## DATA SUPPLIED
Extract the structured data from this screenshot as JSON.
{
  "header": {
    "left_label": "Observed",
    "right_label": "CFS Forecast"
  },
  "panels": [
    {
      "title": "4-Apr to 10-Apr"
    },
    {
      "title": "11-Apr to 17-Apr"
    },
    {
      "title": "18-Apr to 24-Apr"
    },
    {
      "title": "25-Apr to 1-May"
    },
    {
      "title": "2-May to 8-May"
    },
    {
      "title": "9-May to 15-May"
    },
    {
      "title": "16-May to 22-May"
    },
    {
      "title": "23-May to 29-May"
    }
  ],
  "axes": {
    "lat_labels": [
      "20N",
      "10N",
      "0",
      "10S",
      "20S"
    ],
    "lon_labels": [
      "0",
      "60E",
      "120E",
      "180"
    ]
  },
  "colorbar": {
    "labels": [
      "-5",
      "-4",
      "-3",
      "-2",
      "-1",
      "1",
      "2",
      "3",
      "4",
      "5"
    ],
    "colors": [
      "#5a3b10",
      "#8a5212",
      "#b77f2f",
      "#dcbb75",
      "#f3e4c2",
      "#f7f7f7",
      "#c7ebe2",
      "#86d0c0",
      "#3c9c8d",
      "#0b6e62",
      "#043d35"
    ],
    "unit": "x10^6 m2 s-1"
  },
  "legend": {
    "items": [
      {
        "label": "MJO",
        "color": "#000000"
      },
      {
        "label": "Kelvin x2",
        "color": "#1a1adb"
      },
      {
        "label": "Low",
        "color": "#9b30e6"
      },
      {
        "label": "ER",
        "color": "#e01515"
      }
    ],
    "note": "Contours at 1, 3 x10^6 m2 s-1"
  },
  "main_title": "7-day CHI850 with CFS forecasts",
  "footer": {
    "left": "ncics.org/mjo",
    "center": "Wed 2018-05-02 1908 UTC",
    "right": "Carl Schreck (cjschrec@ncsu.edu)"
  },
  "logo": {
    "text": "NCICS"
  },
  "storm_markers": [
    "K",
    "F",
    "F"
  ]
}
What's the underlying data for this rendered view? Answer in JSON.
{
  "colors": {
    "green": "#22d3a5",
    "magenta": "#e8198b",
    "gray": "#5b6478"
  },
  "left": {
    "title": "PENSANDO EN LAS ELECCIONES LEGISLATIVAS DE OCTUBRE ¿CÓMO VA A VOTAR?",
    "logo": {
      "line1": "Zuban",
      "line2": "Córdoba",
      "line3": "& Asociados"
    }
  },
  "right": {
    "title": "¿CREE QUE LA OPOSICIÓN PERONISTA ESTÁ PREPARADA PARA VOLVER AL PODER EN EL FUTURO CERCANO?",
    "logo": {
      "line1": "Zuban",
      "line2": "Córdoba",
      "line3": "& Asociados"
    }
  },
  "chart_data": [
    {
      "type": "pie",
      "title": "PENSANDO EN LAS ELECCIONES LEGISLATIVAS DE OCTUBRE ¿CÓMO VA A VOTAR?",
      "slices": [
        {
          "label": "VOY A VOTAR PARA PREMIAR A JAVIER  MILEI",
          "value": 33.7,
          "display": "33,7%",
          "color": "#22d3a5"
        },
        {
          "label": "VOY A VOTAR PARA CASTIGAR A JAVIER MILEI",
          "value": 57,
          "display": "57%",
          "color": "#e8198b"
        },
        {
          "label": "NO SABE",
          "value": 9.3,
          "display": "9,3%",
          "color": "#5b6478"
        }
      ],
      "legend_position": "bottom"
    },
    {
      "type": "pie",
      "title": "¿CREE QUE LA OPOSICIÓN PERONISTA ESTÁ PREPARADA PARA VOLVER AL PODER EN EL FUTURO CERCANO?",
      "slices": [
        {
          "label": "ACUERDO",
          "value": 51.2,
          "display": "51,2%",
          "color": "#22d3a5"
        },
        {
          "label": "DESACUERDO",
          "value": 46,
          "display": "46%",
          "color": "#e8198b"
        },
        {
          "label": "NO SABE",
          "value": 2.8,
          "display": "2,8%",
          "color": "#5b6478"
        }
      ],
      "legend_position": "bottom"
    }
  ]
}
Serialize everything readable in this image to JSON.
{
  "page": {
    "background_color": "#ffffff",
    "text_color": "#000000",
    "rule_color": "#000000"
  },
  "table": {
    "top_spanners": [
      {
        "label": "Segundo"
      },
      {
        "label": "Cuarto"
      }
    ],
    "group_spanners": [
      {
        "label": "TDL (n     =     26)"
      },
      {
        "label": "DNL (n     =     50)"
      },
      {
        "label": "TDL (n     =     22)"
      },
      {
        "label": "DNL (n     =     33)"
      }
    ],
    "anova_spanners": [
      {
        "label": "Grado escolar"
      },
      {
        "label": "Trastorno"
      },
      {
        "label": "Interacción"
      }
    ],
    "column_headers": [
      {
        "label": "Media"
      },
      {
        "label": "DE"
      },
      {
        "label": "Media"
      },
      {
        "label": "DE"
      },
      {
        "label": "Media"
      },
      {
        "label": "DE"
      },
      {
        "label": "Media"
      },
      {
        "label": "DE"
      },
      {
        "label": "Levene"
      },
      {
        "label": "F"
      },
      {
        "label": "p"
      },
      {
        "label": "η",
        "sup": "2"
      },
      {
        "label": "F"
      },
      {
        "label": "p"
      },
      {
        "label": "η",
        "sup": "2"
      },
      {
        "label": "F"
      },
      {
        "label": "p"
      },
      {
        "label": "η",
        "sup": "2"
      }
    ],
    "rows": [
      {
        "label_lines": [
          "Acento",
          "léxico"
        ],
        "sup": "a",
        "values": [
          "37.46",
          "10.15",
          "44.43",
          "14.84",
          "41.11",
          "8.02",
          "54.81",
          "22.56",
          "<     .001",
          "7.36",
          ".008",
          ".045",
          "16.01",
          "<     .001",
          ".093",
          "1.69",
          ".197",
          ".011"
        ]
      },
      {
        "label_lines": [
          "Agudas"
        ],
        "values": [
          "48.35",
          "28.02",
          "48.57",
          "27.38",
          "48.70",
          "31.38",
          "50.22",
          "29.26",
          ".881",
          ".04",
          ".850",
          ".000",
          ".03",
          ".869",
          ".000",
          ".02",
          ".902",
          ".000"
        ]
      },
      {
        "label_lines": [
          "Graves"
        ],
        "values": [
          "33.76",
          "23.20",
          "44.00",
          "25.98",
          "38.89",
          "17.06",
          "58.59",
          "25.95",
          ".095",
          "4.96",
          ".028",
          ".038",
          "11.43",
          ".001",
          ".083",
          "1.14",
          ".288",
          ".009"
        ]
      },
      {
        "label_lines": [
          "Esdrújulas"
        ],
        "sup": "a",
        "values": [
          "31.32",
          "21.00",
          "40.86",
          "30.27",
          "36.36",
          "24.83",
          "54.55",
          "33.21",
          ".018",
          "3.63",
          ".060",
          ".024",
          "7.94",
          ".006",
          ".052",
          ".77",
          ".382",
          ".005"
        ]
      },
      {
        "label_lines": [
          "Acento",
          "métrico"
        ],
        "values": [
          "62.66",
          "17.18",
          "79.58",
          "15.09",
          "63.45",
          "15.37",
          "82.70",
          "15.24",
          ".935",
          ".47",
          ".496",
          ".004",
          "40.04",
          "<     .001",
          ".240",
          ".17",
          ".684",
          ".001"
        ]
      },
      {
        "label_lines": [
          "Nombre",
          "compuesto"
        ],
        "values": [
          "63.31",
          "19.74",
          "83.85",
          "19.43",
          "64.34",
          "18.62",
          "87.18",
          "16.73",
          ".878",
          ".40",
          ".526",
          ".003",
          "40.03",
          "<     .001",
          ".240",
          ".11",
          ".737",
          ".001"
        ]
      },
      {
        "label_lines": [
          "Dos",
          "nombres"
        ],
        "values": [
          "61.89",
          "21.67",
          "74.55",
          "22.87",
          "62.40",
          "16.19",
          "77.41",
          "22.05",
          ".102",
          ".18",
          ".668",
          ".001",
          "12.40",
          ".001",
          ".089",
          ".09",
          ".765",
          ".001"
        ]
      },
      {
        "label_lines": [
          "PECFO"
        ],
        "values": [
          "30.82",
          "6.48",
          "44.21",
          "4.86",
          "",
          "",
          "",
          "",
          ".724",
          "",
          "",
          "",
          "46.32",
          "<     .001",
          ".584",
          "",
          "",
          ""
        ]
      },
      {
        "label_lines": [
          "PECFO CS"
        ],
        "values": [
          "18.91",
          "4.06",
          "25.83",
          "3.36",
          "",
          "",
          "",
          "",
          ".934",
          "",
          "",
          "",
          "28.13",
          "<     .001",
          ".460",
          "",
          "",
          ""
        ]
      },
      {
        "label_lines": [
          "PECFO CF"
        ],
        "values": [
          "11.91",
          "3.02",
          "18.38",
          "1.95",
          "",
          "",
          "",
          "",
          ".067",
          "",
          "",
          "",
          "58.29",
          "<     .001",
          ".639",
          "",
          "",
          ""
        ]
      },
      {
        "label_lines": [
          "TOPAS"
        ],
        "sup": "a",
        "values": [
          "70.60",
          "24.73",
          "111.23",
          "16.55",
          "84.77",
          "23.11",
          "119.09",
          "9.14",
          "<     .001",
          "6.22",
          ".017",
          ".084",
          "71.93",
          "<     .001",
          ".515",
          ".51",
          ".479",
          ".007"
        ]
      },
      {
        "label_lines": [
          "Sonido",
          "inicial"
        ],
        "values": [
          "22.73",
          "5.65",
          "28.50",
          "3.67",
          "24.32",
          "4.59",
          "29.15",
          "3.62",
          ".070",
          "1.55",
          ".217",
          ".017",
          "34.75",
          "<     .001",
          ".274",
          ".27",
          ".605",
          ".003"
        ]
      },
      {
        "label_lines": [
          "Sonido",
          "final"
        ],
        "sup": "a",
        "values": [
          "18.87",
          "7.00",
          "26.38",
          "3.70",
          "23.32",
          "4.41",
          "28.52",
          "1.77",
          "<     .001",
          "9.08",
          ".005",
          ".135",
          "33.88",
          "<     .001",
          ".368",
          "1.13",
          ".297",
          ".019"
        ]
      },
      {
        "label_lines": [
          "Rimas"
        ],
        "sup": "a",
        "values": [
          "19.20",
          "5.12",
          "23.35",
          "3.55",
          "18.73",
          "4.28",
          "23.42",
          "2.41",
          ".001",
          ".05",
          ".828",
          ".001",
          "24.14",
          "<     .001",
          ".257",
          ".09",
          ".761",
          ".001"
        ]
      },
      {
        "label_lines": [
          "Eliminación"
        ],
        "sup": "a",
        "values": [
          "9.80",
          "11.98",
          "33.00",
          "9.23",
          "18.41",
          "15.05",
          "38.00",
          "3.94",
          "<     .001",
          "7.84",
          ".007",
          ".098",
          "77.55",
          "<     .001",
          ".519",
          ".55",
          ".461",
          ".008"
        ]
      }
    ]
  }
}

## PROBLEM STATEMENT
Filter lines by "CERCANO" and return each hit.

## RESULT OF THE EXERCISE
    "title": "¿CREE QUE LA OPOSICIÓN PERONISTA ESTÁ PREPARADA PARA VOLVER AL PODER EN EL FUTURO CERCANO?",
      "title": "¿CREE QUE LA OPOSICIÓN PERONISTA ESTÁ PREPARADA PARA VOLVER AL PODER EN EL FUTURO CERCANO?",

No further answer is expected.